[Data entries]
>> begin
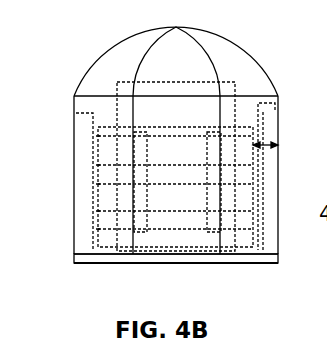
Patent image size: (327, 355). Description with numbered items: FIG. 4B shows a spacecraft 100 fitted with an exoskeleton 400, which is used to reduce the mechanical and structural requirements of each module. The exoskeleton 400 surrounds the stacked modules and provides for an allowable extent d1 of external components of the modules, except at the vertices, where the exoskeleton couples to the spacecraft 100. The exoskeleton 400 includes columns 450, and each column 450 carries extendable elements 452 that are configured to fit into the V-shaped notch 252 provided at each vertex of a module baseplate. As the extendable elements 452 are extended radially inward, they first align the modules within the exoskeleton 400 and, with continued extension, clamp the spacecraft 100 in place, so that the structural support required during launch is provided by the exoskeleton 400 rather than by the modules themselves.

The exoskeleton 400 is at (75, 232).
The column 450 is at (85, 123).
The extendable element 452 is at (92, 113).
The V-shaped notch 252 is at (103, 137).
The spacecraft 100 is at (245, 235).
The allowable extent of external components d1 is at (278, 143).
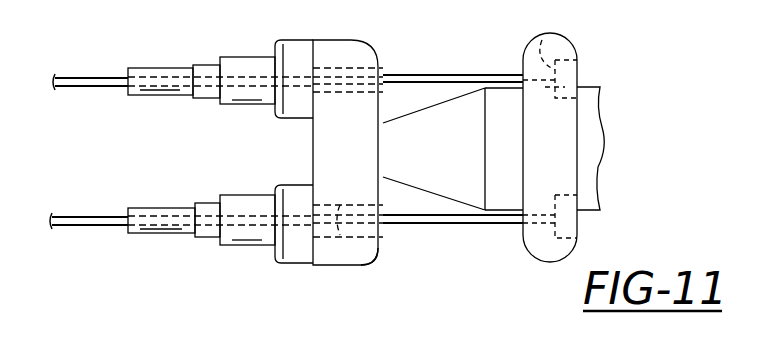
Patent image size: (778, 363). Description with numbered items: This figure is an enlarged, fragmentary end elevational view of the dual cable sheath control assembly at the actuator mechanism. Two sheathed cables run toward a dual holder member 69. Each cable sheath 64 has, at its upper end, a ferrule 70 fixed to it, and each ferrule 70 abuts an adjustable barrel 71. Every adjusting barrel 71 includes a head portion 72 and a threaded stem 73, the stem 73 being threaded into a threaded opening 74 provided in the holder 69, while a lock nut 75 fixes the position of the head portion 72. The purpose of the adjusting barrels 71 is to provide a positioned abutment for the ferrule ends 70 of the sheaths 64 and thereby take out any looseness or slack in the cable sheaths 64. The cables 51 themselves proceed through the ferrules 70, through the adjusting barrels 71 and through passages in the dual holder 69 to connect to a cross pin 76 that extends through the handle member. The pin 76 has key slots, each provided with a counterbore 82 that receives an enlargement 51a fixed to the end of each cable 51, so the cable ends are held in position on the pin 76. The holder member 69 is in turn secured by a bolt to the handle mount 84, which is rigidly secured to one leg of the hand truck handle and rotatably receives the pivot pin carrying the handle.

The cable 51 is at (102, 218).
The enlargement 51a is at (542, 35).
The cable sheath 64 is at (178, 207).
The holder member 69 is at (363, 258).
The ferrule 70 is at (203, 231).
The adjustable barrel 71 is at (240, 245).
The head portion 72 is at (260, 247).
The threaded stem 73 is at (340, 204).
The threaded opening 74 is at (333, 255).
The lock nut 75 is at (293, 188).
The cross pin 76 is at (562, 50).
The counterbore 82 is at (600, 110).
The handle mount 84 is at (468, 183).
>> end
* The request *
Please reproduce the rows above with "Patent image size" renamed to "Drawing dimensions" throughout and nothing else altered, omitting the pictures.

* Output for this exercise *
Drawing dimensions: (327, 355). Description with numbered items: FIG. 4B shows a spacecraft 100 fitted with an exoskeleton 400, which is used to reduce the mechanical and structural requirements of each module. The exoskeleton 400 surrounds the stacked modules and provides for an allowable extent d1 of external components of the modules, except at the vertices, where the exoskeleton couples to the spacecraft 100. The exoskeleton 400 includes columns 450, and each column 450 carries extendable elements 452 that are configured to fit into the V-shaped notch 252 provided at each vertex of a module baseplate. As the extendable elements 452 are extended radially inward, they first align the modules within the exoskeleton 400 and, with continued extension, clamp the spacecraft 100 in place, so that the structural support required during launch is provided by the exoskeleton 400 rather than by the modules themselves.

The exoskeleton 400 is at (75, 232).
The column 450 is at (85, 123).
The extendable element 452 is at (92, 113).
The V-shaped notch 252 is at (103, 137).
The spacecraft 100 is at (245, 235).
The allowable extent of external components d1 is at (278, 143).
Drawing dimensions: (778, 363). Description with numbered items: This figure is an enlarged, fragmentary end elevational view of the dual cable sheath control assembly at the actuator mechanism. Two sheathed cables run toward a dual holder member 69. Each cable sheath 64 has, at its upper end, a ferrule 70 fixed to it, and each ferrule 70 abuts an adjustable barrel 71. Every adjusting barrel 71 includes a head portion 72 and a threaded stem 73, the stem 73 being threaded into a threaded opening 74 provided in the holder 69, while a lock nut 75 fixes the position of the head portion 72. The purpose of the adjusting barrels 71 is to provide a positioned abutment for the ferrule ends 70 of the sheaths 64 and thereby take out any looseness or slack in the cable sheaths 64. The cables 51 themselves proceed through the ferrules 70, through the adjusting barrels 71 and through passages in the dual holder 69 to connect to a cross pin 76 that extends through the handle member. The pin 76 has key slots, each provided with a counterbore 82 that receives an enlargement 51a fixed to the end of each cable 51, so the cable ends are held in position on the pin 76. The holder member 69 is in turn secured by a bolt to the handle mount 84, which is rigidly secured to one leg of the hand truck handle and rotatably receives the pivot pin carrying the handle.

The cable 51 is at (102, 218).
The enlargement 51a is at (542, 35).
The cable sheath 64 is at (178, 207).
The holder member 69 is at (363, 258).
The ferrule 70 is at (203, 231).
The adjustable barrel 71 is at (240, 245).
The head portion 72 is at (260, 247).
The threaded stem 73 is at (340, 204).
The threaded opening 74 is at (333, 255).
The lock nut 75 is at (293, 188).
The cross pin 76 is at (562, 50).
The counterbore 82 is at (600, 110).
The handle mount 84 is at (468, 183).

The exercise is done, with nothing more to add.